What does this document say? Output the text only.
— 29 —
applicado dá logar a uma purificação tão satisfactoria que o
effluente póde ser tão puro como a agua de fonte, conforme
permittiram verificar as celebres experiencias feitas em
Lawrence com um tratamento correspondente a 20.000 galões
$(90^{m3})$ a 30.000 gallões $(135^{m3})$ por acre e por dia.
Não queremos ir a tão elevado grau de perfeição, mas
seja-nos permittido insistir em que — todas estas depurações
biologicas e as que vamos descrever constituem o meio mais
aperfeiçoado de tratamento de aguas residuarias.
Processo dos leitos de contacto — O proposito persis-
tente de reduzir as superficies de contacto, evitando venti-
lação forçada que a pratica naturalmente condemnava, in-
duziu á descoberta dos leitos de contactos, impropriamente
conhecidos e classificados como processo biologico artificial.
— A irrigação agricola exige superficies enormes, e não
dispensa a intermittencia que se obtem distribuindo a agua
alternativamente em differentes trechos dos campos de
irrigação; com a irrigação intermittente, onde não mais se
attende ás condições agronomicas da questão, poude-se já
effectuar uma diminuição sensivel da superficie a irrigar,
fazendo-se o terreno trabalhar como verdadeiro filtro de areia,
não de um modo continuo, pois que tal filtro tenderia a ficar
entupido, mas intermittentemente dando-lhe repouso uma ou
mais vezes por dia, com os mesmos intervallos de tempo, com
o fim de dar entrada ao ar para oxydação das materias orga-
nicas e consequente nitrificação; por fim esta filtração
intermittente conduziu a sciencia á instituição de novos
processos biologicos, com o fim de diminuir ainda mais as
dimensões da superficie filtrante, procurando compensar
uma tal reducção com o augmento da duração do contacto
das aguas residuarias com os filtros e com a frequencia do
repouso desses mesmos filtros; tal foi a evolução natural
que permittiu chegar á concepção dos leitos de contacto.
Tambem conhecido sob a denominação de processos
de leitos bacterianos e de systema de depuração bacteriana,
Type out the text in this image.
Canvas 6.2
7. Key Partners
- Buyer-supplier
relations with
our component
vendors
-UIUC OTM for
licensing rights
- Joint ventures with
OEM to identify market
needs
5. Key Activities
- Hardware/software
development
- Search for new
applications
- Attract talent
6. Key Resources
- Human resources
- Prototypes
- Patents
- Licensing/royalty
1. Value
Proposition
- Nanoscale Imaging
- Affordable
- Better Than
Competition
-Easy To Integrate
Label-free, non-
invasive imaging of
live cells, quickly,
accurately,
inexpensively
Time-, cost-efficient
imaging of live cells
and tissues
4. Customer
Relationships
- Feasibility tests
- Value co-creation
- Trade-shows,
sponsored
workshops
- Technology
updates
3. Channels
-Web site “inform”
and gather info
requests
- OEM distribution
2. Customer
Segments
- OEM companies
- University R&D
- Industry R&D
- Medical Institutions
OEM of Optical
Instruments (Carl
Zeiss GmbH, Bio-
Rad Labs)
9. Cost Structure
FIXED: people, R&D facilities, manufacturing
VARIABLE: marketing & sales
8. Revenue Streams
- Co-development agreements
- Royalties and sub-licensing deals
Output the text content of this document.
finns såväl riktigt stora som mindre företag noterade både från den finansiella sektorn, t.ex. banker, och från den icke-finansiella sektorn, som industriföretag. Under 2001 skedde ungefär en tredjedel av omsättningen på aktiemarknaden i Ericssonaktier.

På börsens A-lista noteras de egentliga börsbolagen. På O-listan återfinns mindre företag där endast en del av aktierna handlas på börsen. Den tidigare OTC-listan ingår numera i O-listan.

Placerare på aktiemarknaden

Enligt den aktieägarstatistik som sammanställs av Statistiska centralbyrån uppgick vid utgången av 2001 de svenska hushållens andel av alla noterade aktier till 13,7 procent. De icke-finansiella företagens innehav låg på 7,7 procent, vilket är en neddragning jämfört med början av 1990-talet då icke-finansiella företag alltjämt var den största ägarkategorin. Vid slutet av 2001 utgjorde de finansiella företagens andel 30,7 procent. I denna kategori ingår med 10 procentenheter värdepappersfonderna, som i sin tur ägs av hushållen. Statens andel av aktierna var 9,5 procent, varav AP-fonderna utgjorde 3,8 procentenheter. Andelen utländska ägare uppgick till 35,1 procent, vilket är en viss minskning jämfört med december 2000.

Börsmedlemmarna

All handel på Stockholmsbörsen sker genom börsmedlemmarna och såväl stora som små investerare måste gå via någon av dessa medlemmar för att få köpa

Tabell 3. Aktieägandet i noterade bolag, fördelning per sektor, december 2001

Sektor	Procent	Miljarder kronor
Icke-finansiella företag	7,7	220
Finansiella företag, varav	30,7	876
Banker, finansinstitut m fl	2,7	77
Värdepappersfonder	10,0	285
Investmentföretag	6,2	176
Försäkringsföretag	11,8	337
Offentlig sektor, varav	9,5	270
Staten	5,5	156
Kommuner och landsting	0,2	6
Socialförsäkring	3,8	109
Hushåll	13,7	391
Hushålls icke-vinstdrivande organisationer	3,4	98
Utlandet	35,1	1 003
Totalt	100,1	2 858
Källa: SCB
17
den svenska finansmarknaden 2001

EXERCISE OBJECTIVE:
Output each entry once again, exactly as shown above.

EXERCISE SOLUTION:
What does this document say? Output the text only.
— 29 —
applicado dá logar a uma purificação tão satisfactoria que o
effluente póde ser tão puro como a agua de fonte, conforme
permittiram verificar as celebres experiencias feitas em
Lawrence com um tratamento correspondente a 20.000 galões
$(90^{m3})$ a 30.000 gallões $(135^{m3})$ por acre e por dia.
Não queremos ir a tão elevado grau de perfeição, mas
seja-nos permittido insistir em que — todas estas depurações
biologicas e as que vamos descrever constituem o meio mais
aperfeiçoado de tratamento de aguas residuarias.
Processo dos leitos de contacto — O proposito persis-
tente de reduzir as superficies de contacto, evitando venti-
lação forçada que a pratica naturalmente condemnava, in-
duziu á descoberta dos leitos de contactos, impropriamente
conhecidos e classificados como processo biologico artificial.
— A irrigação agricola exige superficies enormes, e não
dispensa a intermittencia que se obtem distribuindo a agua
alternativamente em differentes trechos dos campos de
irrigação; com a irrigação intermittente, onde não mais se
attende ás condições agronomicas da questão, poude-se já
effectuar uma diminuição sensivel da superficie a irrigar,
fazendo-se o terreno trabalhar como verdadeiro filtro de areia,
não de um modo continuo, pois que tal filtro tenderia a ficar
entupido, mas intermittentemente dando-lhe repouso uma ou
mais vezes por dia, com os mesmos intervallos de tempo, com
o fim de dar entrada ao ar para oxydação das materias orga-
nicas e consequente nitrificação; por fim esta filtração
intermittente conduziu a sciencia á instituição de novos
processos biologicos, com o fim de diminuir ainda mais as
dimensões da superficie filtrante, procurando compensar
uma tal reducção com o augmento da duração do contacto
das aguas residuarias com os filtros e com a frequencia do
repouso desses mesmos filtros; tal foi a evolução natural
que permittiu chegar á concepção dos leitos de contacto.
Tambem conhecido sob a denominação de processos
de leitos bacterianos e de systema de depuração bacteriana,
Type out the text in this image.
Canvas 6.2
7. Key Partners
- Buyer-supplier
relations with
our component
vendors
-UIUC OTM for
licensing rights
- Joint ventures with
OEM to identify market
needs
5. Key Activities
- Hardware/software
development
- Search for new
applications
- Attract talent
6. Key Resources
- Human resources
- Prototypes
- Patents
- Licensing/royalty
1. Value
Proposition
- Nanoscale Imaging
- Affordable
- Better Than
Competition
-Easy To Integrate
Label-free, non-
invasive imaging of
live cells, quickly,
accurately,
inexpensively
Time-, cost-efficient
imaging of live cells
and tissues
4. Customer
Relationships
- Feasibility tests
- Value co-creation
- Trade-shows,
sponsored
workshops
- Technology
updates
3. Channels
-Web site “inform”
and gather info
requests
- OEM distribution
2. Customer
Segments
- OEM companies
- University R&D
- Industry R&D
- Medical Institutions
OEM of Optical
Instruments (Carl
Zeiss GmbH, Bio-
Rad Labs)
9. Cost Structure
FIXED: people, R&D facilities, manufacturing
VARIABLE: marketing & sales
8. Revenue Streams
- Co-development agreements
- Royalties and sub-licensing deals
Output the text content of this document.
finns såväl riktigt stora som mindre företag noterade både från den finansiella sektorn, t.ex. banker, och från den icke-finansiella sektorn, som industriföretag. Under 2001 skedde ungefär en tredjedel av omsättningen på aktiemarknaden i Ericssonaktier.

På börsens A-lista noteras de egentliga börsbolagen. På O-listan återfinns mindre företag där endast en del av aktierna handlas på börsen. Den tidigare OTC-listan ingår numera i O-listan.

Placerare på aktiemarknaden

Enligt den aktieägarstatistik som sammanställs av Statistiska centralbyrån uppgick vid utgången av 2001 de svenska hushållens andel av alla noterade aktier till 13,7 procent. De icke-finansiella företagens innehav låg på 7,7 procent, vilket är en neddragning jämfört med början av 1990-talet då icke-finansiella företag alltjämt var den största ägarkategorin. Vid slutet av 2001 utgjorde de finansiella företagens andel 30,7 procent. I denna kategori ingår med 10 procentenheter värdepappersfonderna, som i sin tur ägs av hushållen. Statens andel av aktierna var 9,5 procent, varav AP-fonderna utgjorde 3,8 procentenheter. Andelen utländska ägare uppgick till 35,1 procent, vilket är en viss minskning jämfört med december 2000.

Börsmedlemmarna

All handel på Stockholmsbörsen sker genom börsmedlemmarna och såväl stora som små investerare måste gå via någon av dessa medlemmar för att få köpa

Tabell 3. Aktieägandet i noterade bolag, fördelning per sektor, december 2001

Sektor	Procent	Miljarder kronor
Icke-finansiella företag	7,7	220
Finansiella företag, varav	30,7	876
Banker, finansinstitut m fl	2,7	77
Värdepappersfonder	10,0	285
Investmentföretag	6,2	176
Försäkringsföretag	11,8	337
Offentlig sektor, varav	9,5	270
Staten	5,5	156
Kommuner och landsting	0,2	6
Socialförsäkring	3,8	109
Hushåll	13,7	391
Hushålls icke-vinstdrivande organisationer	3,4	98
Utlandet	35,1	1 003
Totalt	100,1	2 858
Källa: SCB
17
den svenska finansmarknaden 2001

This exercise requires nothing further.